> **TO DO**: Repeat the listing word for word. No pictures belong in the copy.

> **INFORMATION GIVEN**:
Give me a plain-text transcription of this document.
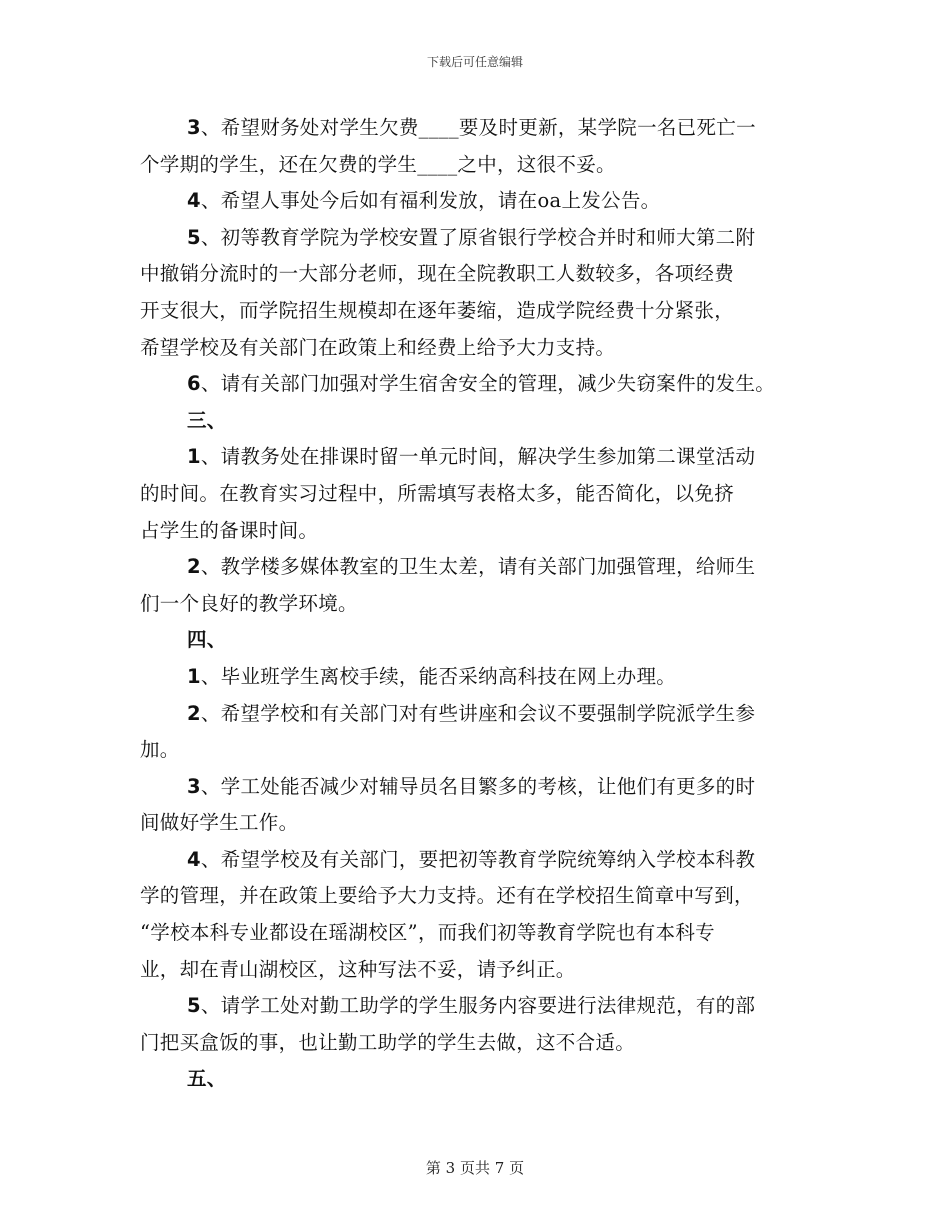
下载后可任意编辑
3、希望财务处对学生欠费____要及时更新，某学院一名已死亡一
个学期的学生，还在欠费的学生____之中，这很不妥。
4、希望人事处今后如有福利发放，请在oa上发公告。
5、初等教育学院为学校安置了原省银行学校合并时和师大第二附
中撤销分流时的一大部分老师，现在全院教职工人数较多，各项经费
开支很大，而学院招生规模却在逐年萎缩，造成学院经费十分紧张，
希望学校及有关部门在政策上和经费上给予大力支持。
6、请有关部门加强对学生宿舍安全的管理，减少失窃案件的发生。
三、
1、请教务处在排课时留一单元时间，解决学生参加第二课堂活动
的时间。在教育实习过程中，所需填写表格太多，能否简化，以免挤
占学生的备课时间。
2、教学楼多媒体教室的卫生太差，请有关部门加强管理，给师生
们一个良好的教学环境。
四、
1、毕业班学生离校手续，能否采纳高科技在网上办理。
2、希望学校和有关部门对有些讲座和会议不要强制学院派学生参
加。
3、学工处能否减少对辅导员名目繁多的考核，让他们有更多的时
间做好学生工作。
4、希望学校及有关部门，要把初等教育学院统筹纳入学校本科教
学的管理，并在政策上要给予大力支持。还有在学校招生简章中写到，
“学校本科专业都设在瑶湖校区”，而我们初等教育学院也有本科专
业，却在青山湖校区，这种写法不妥，请予纠正。
5、请学工处对勤工助学的学生服务内容要进行法律规范，有的部
门把买盒饭的事，也让勤工助学的学生去做，这不合适。
五、
第 3 页共 7 页
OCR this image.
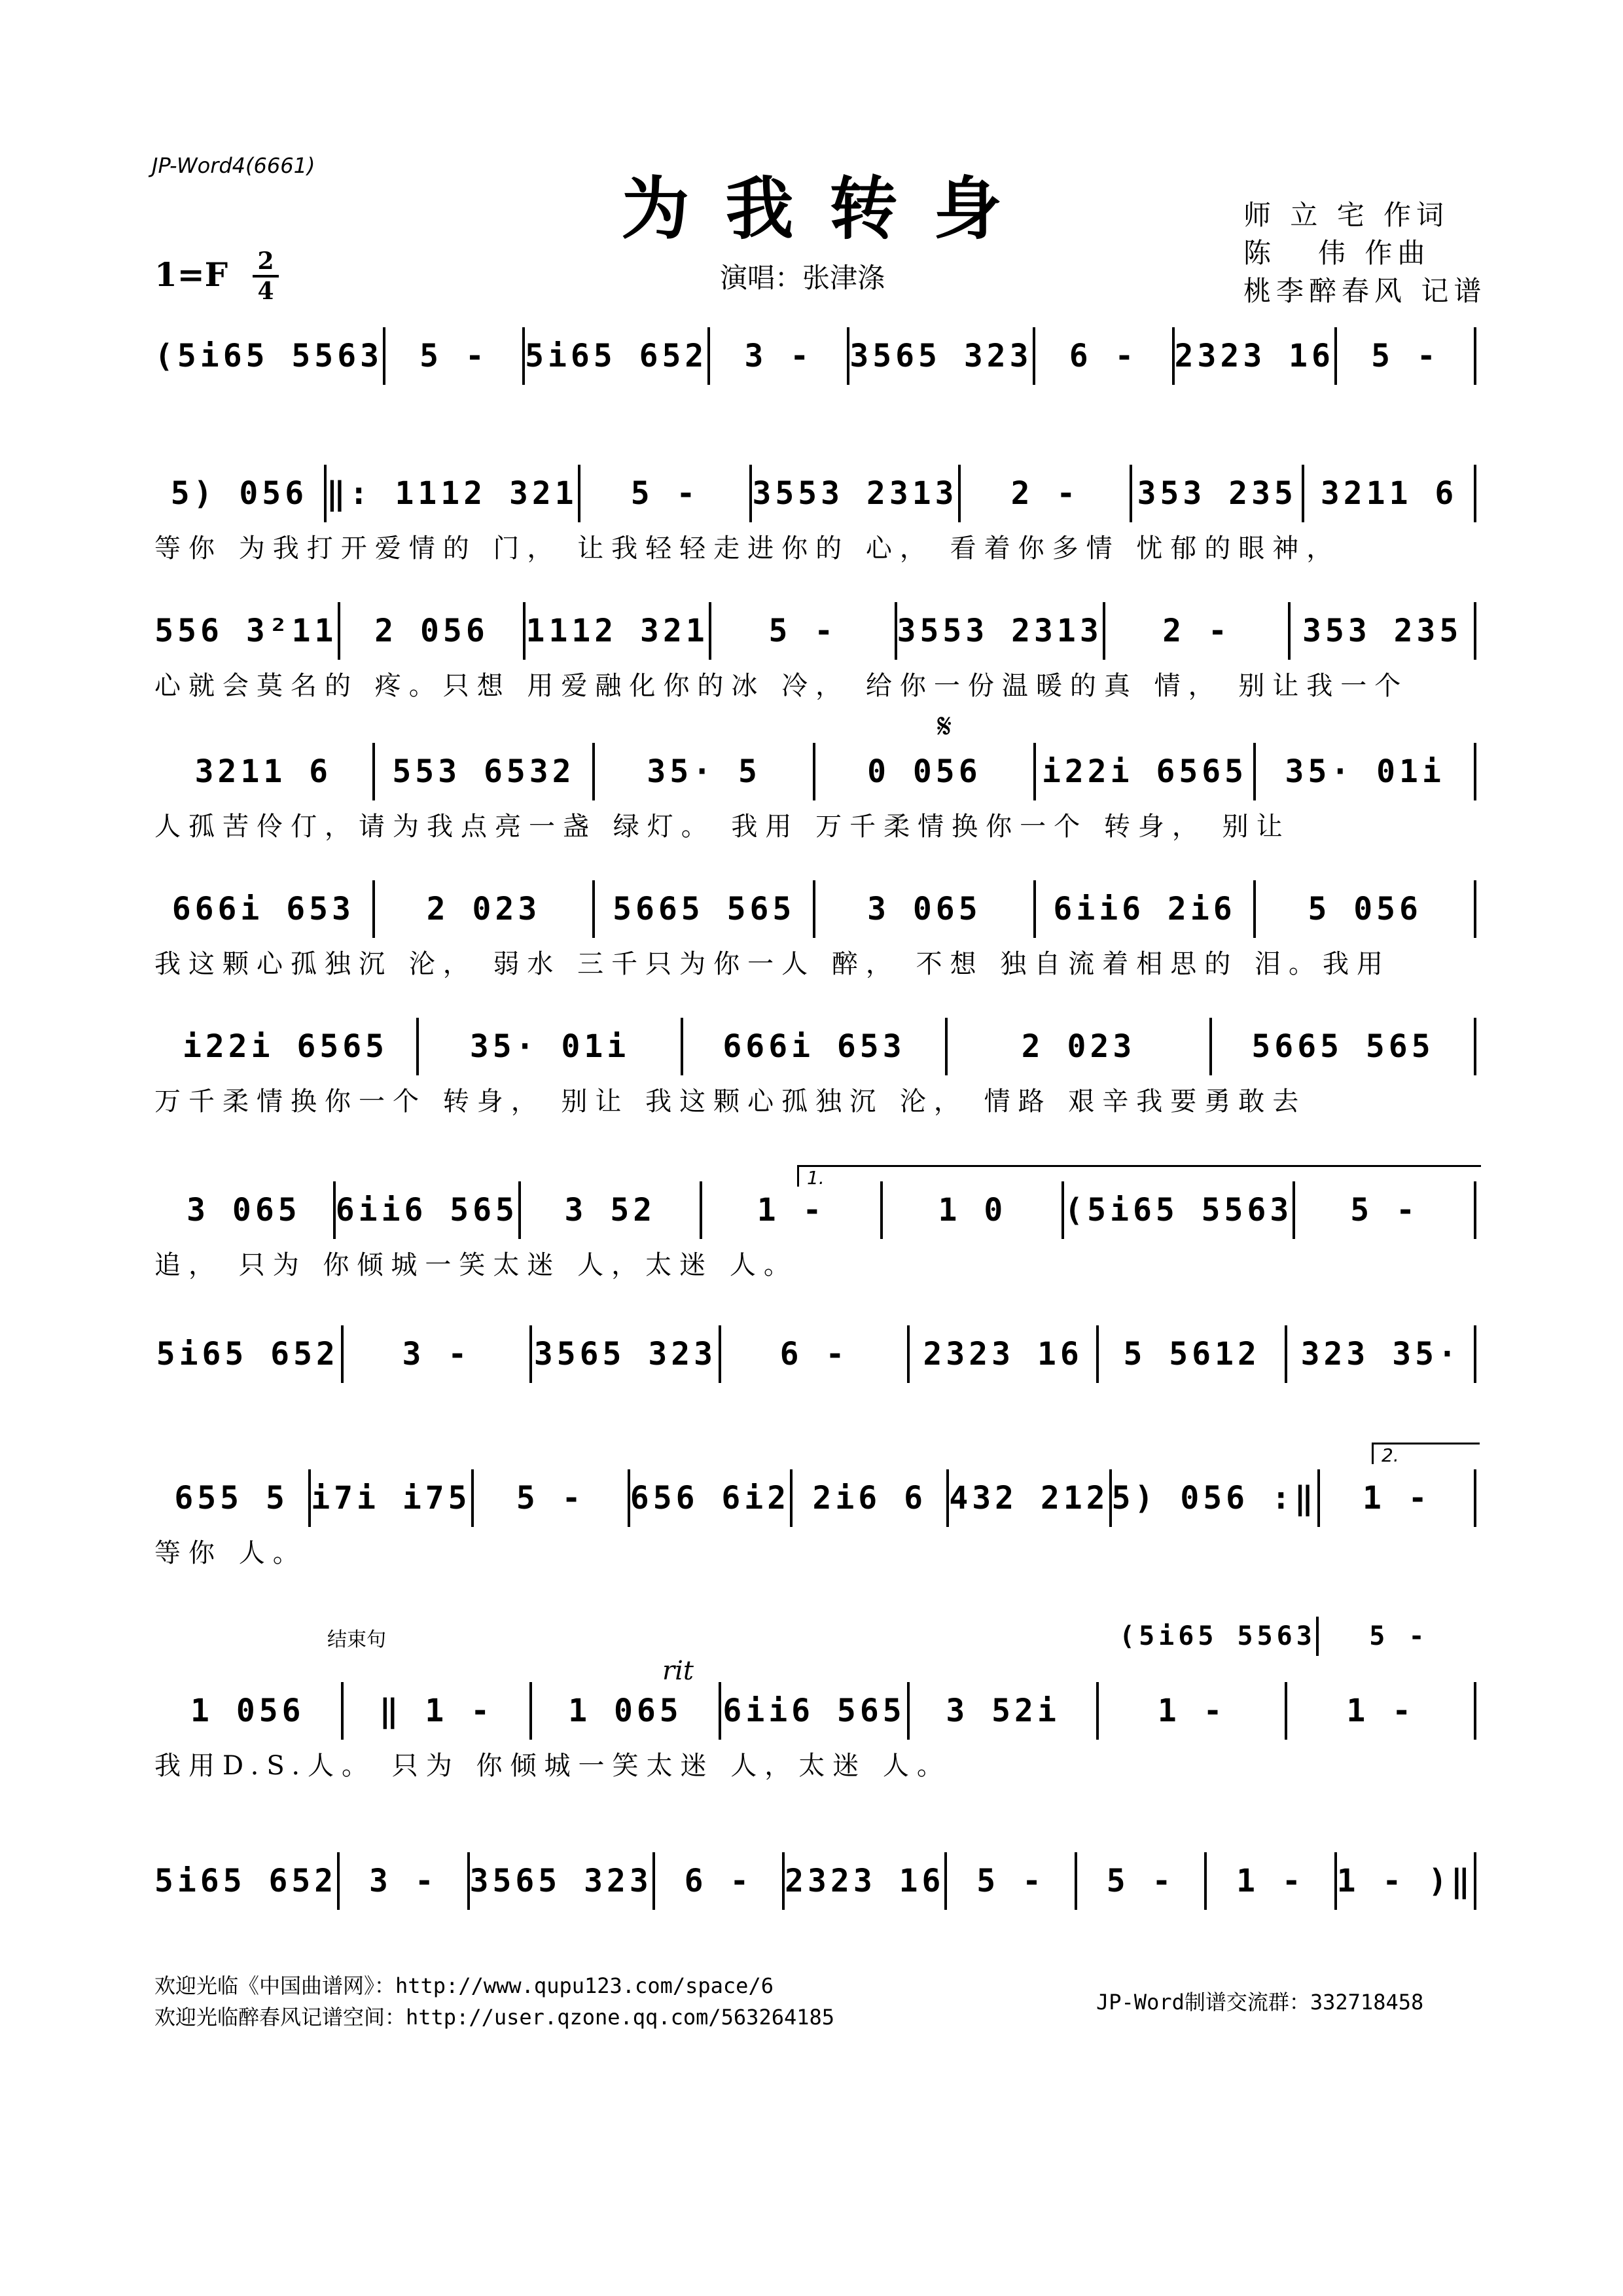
JP-Word4(6661)
为我转身	师 立 宅 作词
陈   伟 作曲
桃李醉春风 记谱
1=F 2
4	演唱：张津涤
(5i65 5563	5 -	5i65 652	3 -	3565 323	6 -	2323 16	5 -
5) 056 ‖: 1112 321	5 -	3553 2313	2 -	353 235 3211 6
等你 为我打开爱情的 门， 让我轻轻走进你的 心， 看着你多情 忧郁的眼神，
556 3²11	2 056	1112 321	5 -	3553 2313	2 -	353 235
心就会莫名的 疼。只想 用爱融化你的冰 冷， 给你一份温暖的真 情， 别让我一个
3211 6	553 6532	35· 5	0 056	i22i 6565	35· 01i
人孤苦伶仃，请为我点亮一盏 绿灯。 我用 万千柔情换你一个 转身， 别让
666i 653	2 023	5665 565	3 065	6ii6 2i6	5 056
我这颗心孤独沉 沦， 弱水 三千只为你一人 醉， 不想 独自流着相思的 泪。我用
i22i 6565	35· 01i	666i 653	2 023	5665 565
万千柔情换你一个 转身， 别让 我这颗心孤独沉 沦， 情路 艰辛我要勇敢去
3 065	6ii6 565	3 52	1 -	1 0	(5i65 5563	5 -
追， 只为 你倾城一笑太迷 人，太迷 人。
5i65 652	3 -	3565 323	6 -	2323 16	5 5612	323 35·
655 5 i7i i75	5 -	656 6i2 2i6 6 432 212 5) 056 :‖	1 -
等你 人。
1 056	‖ 1 -	1 065	6ii6 565	3 52i	1 -	1 -
我用D.S.人。 只为 你倾城一笑太迷 人，太迷 人。
5i65 652	3 -	3565 323	6 -	2323 16	5 -	5 -	1 -	1 - )‖
1.
2.
𝄋
结束句
rit
(5i65 5563	5 -
欢迎光临《中国曲谱网》：http://www.qupu123.com/space/6
欢迎光临醉春风记谱空间：http://user.qzone.qq.com/563264185
JP-Word制谱交流群：332718458
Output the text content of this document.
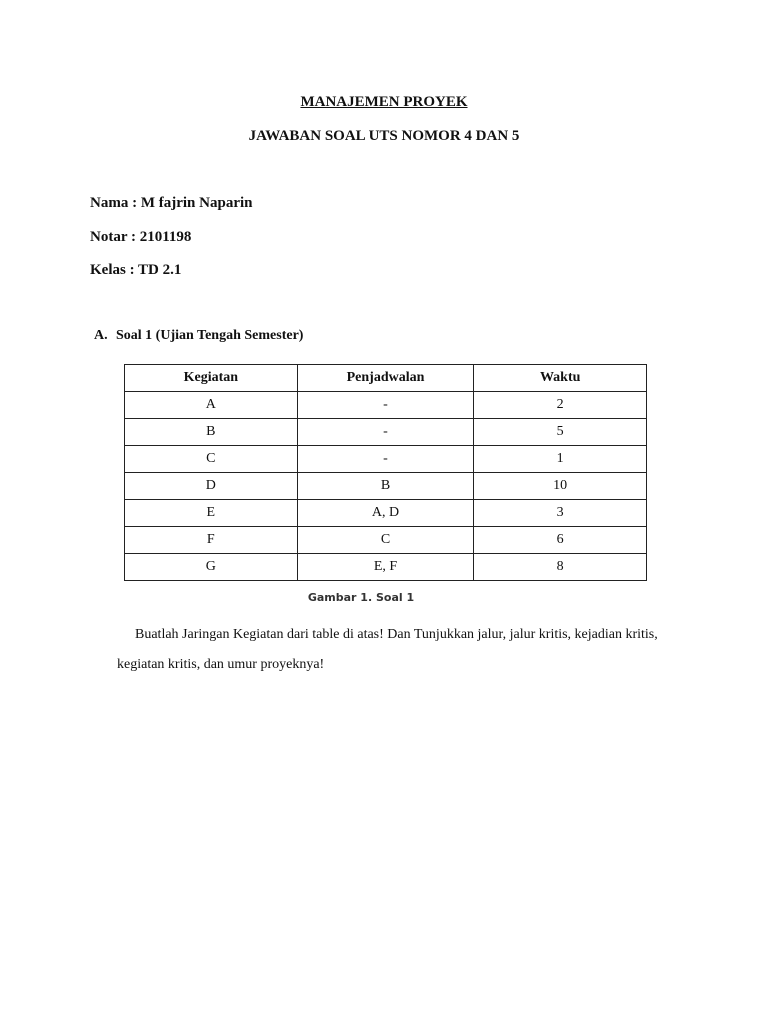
MANAJEMEN PROYEK
JAWABAN SOAL UTS NOMOR 4 DAN 5
Nama : M fajrin Naparin
Notar : 2101198
Kelas : TD 2.1
A. Soal 1 (Ujian Tengah Semester)
Kegiatan	Penjadwalan	Waktu
A	-	2
B	-	5
C	-	1
D	B	10
E	A, D	3
F	C	6
G	E, F	8
Gambar 1. Soal 1
Buatlah Jaringan Kegiatan dari table di atas! Dan Tunjukkan jalur, jalur kritis, kejadian kritis, kegiatan kritis, dan umur proyeknya!
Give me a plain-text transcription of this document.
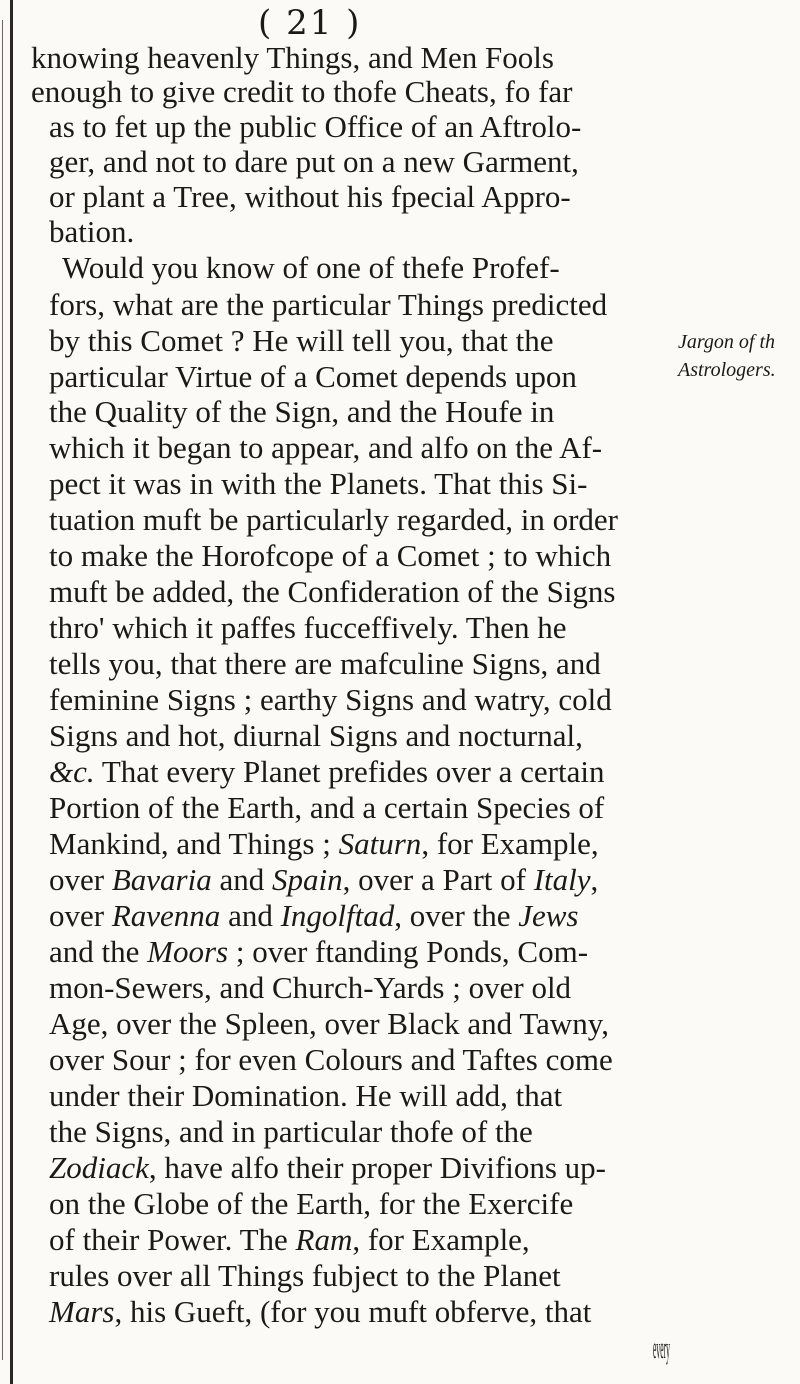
( 21 )
Jargon of th
Astrologers.
knowing heavenly Things, and Men Fools
enough to give credit to thofe Cheats, fo far
as to fet up the public Office of an Aftrolo-
ger, and not to dare put on a new Garment,
or plant a Tree, without his fpecial Appro-
bation.
Would you know of one of thefe Profef-
fors, what are the particular Things predicted
by this Comet ? He will tell you, that the
particular Virtue of a Comet depends upon
the Quality of the Sign, and the Houfe in
which it began to appear, and alfo on the Af-
pect it was in with the Planets. That this Si-
tuation muft be particularly regarded, in order
to make the Horofcope of a Comet ; to which
muft be added, the Confideration of the Signs
thro' which it paffes fucceffively. Then he
tells you, that there are mafculine Signs, and
feminine Signs ; earthy Signs and watry, cold
Signs and hot, diurnal Signs and nocturnal,
&c. That every Planet prefides over a certain
Portion of the Earth, and a certain Species of
Mankind, and Things ; Saturn, for Example,
over Bavaria and Spain, over a Part of Italy,
over Ravenna and Ingolftad, over the Jews
and the Moors ; over ftanding Ponds, Com-
mon-Sewers, and Church-Yards ; over old
Age, over the Spleen, over Black and Tawny,
over Sour ; for even Colours and Taftes come
under their Domination. He will add, that
the Signs, and in particular thofe of the
Zodiack, have alfo their proper Divifions up-
on the Globe of the Earth, for the Exercife
of their Power. The Ram, for Example,
rules over all Things fubject to the Planet
Mars, his Gueft, (for you muft obferve, that
every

> **PROBLEM SOLUTION**:
Give me a plain-text transcription of this document.
下载后可任意编辑
3、希望财务处对学生欠费____要及时更新，某学院一名已死亡一
个学期的学生，还在欠费的学生____之中，这很不妥。
4、希望人事处今后如有福利发放，请在oa上发公告。
5、初等教育学院为学校安置了原省银行学校合并时和师大第二附
中撤销分流时的一大部分老师，现在全院教职工人数较多，各项经费
开支很大，而学院招生规模却在逐年萎缩，造成学院经费十分紧张，
希望学校及有关部门在政策上和经费上给予大力支持。
6、请有关部门加强对学生宿舍安全的管理，减少失窃案件的发生。
三、
1、请教务处在排课时留一单元时间，解决学生参加第二课堂活动
的时间。在教育实习过程中，所需填写表格太多，能否简化，以免挤
占学生的备课时间。
2、教学楼多媒体教室的卫生太差，请有关部门加强管理，给师生
们一个良好的教学环境。
四、
1、毕业班学生离校手续，能否采纳高科技在网上办理。
2、希望学校和有关部门对有些讲座和会议不要强制学院派学生参
加。
3、学工处能否减少对辅导员名目繁多的考核，让他们有更多的时
间做好学生工作。
4、希望学校及有关部门，要把初等教育学院统筹纳入学校本科教
学的管理，并在政策上要给予大力支持。还有在学校招生简章中写到，
“学校本科专业都设在瑶湖校区”，而我们初等教育学院也有本科专
业，却在青山湖校区，这种写法不妥，请予纠正。
5、请学工处对勤工助学的学生服务内容要进行法律规范，有的部
门把买盒饭的事，也让勤工助学的学生去做，这不合适。
五、
第 3 页共 7 页
OCR this image.
JP-Word4(6661)
为我转身	师 立 宅 作词
陈   伟 作曲
桃李醉春风 记谱
1=F 2
4	演唱：张津涤
(5i65 5563	5 -	5i65 652	3 -	3565 323	6 -	2323 16	5 -
5) 056 ‖: 1112 321	5 -	3553 2313	2 -	353 235 3211 6
等你 为我打开爱情的 门， 让我轻轻走进你的 心， 看着你多情 忧郁的眼神，
556 3²11	2 056	1112 321	5 -	3553 2313	2 -	353 235
心就会莫名的 疼。只想 用爱融化你的冰 冷， 给你一份温暖的真 情， 别让我一个
3211 6	553 6532	35· 5	0 056	i22i 6565	35· 01i
人孤苦伶仃，请为我点亮一盏 绿灯。 我用 万千柔情换你一个 转身， 别让
666i 653	2 023	5665 565	3 065	6ii6 2i6	5 056
我这颗心孤独沉 沦， 弱水 三千只为你一人 醉， 不想 独自流着相思的 泪。我用
i22i 6565	35· 01i	666i 653	2 023	5665 565
万千柔情换你一个 转身， 别让 我这颗心孤独沉 沦， 情路 艰辛我要勇敢去
3 065	6ii6 565	3 52	1 -	1 0	(5i65 5563	5 -
追， 只为 你倾城一笑太迷 人，太迷 人。
5i65 652	3 -	3565 323	6 -	2323 16	5 5612	323 35·
655 5 i7i i75	5 -	656 6i2 2i6 6 432 212 5) 056 :‖	1 -
等你 人。
1 056	‖ 1 -	1 065	6ii6 565	3 52i	1 -	1 -
我用D.S.人。 只为 你倾城一笑太迷 人，太迷 人。
5i65 652	3 -	3565 323	6 -	2323 16	5 -	5 -	1 -	1 - )‖
1.
2.
𝄋
结束句
rit
(5i65 5563	5 -
欢迎光临《中国曲谱网》：http://www.qupu123.com/space/6
欢迎光临醉春风记谱空间：http://user.qzone.qq.com/563264185
JP-Word制谱交流群：332718458
Output the text content of this document.
MANAJEMEN PROYEK
JAWABAN SOAL UTS NOMOR 4 DAN 5
Nama : M fajrin Naparin
Notar : 2101198
Kelas : TD 2.1
A. Soal 1 (Ujian Tengah Semester)
Kegiatan	Penjadwalan	Waktu
A	-	2
B	-	5
C	-	1
D	B	10
E	A, D	3
F	C	6
G	E, F	8
Gambar 1. Soal 1
Buatlah Jaringan Kegiatan dari table di atas! Dan Tunjukkan jalur, jalur kritis, kejadian kritis, kegiatan kritis, dan umur proyeknya!
Give me a plain-text transcription of this document.
( 21 )
Jargon of th
Astrologers.
knowing heavenly Things, and Men Fools
enough to give credit to thofe Cheats, fo far
as to fet up the public Office of an Aftrolo-
ger, and not to dare put on a new Garment,
or plant a Tree, without his fpecial Appro-
bation.
Would you know of one of thefe Profef-
fors, what are the particular Things predicted
by this Comet ? He will tell you, that the
particular Virtue of a Comet depends upon
the Quality of the Sign, and the Houfe in
which it began to appear, and alfo on the Af-
pect it was in with the Planets. That this Si-
tuation muft be particularly regarded, in order
to make the Horofcope of a Comet ; to which
muft be added, the Confideration of the Signs
thro' which it paffes fucceffively. Then he
tells you, that there are mafculine Signs, and
feminine Signs ; earthy Signs and watry, cold
Signs and hot, diurnal Signs and nocturnal,
&c. That every Planet prefides over a certain
Portion of the Earth, and a certain Species of
Mankind, and Things ; Saturn, for Example,
over Bavaria and Spain, over a Part of Italy,
over Ravenna and Ingolftad, over the Jews
and the Moors ; over ftanding Ponds, Com-
mon-Sewers, and Church-Yards ; over old
Age, over the Spleen, over Black and Tawny,
over Sour ; for even Colours and Taftes come
under their Domination. He will add, that
the Signs, and in particular thofe of the
Zodiack, have alfo their proper Divifions up-
on the Globe of the Earth, for the Exercife
of their Power. The Ram, for Example,
rules over all Things fubject to the Planet
Mars, his Gueft, (for you muft obferve, that
every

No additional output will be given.